MATERIAL TO PROCESS:
============================================================

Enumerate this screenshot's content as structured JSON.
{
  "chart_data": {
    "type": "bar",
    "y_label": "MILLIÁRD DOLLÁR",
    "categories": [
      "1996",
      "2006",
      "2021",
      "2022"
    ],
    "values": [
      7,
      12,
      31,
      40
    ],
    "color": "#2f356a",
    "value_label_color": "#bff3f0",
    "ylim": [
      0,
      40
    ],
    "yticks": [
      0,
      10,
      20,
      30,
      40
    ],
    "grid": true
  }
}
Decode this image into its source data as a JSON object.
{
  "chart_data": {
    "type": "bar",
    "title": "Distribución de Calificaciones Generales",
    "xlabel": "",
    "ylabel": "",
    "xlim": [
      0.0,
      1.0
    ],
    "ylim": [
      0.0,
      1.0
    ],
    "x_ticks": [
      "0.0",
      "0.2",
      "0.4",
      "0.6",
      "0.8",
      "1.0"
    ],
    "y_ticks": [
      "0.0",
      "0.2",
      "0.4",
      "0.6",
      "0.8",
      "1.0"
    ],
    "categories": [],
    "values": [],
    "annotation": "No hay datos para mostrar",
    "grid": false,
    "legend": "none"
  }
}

============================================================

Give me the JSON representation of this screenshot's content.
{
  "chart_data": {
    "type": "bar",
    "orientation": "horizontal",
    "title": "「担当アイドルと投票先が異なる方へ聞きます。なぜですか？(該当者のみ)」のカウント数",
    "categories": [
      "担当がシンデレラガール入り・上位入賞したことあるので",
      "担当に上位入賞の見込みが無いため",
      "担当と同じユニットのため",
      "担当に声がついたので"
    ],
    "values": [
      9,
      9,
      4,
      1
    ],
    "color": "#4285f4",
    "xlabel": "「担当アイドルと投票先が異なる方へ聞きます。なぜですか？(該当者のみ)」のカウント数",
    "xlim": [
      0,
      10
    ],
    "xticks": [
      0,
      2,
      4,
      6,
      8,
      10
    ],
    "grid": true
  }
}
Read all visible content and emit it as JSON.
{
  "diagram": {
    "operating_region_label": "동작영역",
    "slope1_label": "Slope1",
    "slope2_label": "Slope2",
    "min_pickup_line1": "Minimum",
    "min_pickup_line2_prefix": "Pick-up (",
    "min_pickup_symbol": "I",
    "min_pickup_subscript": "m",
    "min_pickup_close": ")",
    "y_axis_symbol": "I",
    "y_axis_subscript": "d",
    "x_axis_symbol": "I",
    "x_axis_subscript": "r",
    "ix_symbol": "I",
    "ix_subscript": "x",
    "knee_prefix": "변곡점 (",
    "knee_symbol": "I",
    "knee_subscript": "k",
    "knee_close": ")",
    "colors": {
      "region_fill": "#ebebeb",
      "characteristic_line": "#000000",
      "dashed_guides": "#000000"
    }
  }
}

============================================================

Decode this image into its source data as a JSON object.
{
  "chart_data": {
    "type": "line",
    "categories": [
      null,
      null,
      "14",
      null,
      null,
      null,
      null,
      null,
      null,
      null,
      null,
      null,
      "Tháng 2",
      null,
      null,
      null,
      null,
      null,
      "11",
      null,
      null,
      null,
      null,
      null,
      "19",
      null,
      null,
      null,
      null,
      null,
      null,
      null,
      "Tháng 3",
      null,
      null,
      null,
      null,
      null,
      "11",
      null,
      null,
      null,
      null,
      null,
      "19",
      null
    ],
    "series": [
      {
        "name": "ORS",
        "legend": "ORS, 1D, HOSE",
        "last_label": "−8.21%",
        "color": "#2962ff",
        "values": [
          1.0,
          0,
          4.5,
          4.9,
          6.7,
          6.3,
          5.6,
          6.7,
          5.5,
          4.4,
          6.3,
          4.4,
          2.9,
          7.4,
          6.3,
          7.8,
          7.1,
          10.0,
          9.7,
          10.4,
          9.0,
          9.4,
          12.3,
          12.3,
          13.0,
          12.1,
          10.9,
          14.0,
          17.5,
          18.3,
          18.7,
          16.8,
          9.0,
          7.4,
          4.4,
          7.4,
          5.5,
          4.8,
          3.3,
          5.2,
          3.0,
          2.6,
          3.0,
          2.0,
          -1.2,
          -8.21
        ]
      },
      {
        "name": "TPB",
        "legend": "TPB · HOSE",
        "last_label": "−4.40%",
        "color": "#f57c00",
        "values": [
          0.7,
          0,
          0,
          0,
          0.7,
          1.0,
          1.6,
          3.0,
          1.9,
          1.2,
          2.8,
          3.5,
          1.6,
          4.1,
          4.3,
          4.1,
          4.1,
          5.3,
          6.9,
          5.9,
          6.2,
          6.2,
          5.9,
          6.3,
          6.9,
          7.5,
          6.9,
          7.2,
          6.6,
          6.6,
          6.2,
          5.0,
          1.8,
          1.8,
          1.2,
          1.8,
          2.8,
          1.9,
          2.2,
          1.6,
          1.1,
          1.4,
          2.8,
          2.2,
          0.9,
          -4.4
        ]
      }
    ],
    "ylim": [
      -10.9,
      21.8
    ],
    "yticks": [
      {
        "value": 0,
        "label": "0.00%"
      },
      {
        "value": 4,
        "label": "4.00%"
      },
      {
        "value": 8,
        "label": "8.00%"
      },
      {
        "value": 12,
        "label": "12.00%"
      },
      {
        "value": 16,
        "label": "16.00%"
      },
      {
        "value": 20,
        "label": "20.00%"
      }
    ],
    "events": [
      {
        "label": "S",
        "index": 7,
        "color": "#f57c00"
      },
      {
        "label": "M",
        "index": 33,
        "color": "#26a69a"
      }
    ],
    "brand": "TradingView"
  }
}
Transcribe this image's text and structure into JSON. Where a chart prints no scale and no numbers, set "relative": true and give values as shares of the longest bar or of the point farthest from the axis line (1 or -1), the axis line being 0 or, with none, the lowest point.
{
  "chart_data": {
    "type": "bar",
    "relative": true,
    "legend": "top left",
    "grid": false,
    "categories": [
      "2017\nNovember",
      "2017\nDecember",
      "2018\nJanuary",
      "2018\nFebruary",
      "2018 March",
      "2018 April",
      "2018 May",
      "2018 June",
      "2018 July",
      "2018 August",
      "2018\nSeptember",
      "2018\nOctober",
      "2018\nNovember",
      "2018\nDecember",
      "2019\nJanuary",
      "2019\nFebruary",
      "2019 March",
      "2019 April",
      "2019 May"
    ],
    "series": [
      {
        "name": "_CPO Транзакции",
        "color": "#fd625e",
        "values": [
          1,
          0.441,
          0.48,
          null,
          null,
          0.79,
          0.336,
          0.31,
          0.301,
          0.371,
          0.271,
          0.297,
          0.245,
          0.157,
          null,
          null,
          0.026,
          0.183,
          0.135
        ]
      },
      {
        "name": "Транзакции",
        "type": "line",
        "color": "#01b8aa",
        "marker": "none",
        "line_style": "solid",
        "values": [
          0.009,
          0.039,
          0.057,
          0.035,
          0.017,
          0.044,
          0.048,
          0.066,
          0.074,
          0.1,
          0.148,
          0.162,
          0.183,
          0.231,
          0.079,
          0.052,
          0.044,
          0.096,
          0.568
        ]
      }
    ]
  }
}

============================================================

REQUIREMENT:
Copy every line in the entries above that has the string "のカウント数" in it.

EXERCISE RESULT:
    "title": "「担当アイドルと投票先が異なる方へ聞きます。なぜですか？(該当者のみ)」のカウント数",
    "xlabel": "「担当アイドルと投票先が異なる方へ聞きます。なぜですか？(該当者のみ)」のカウント数",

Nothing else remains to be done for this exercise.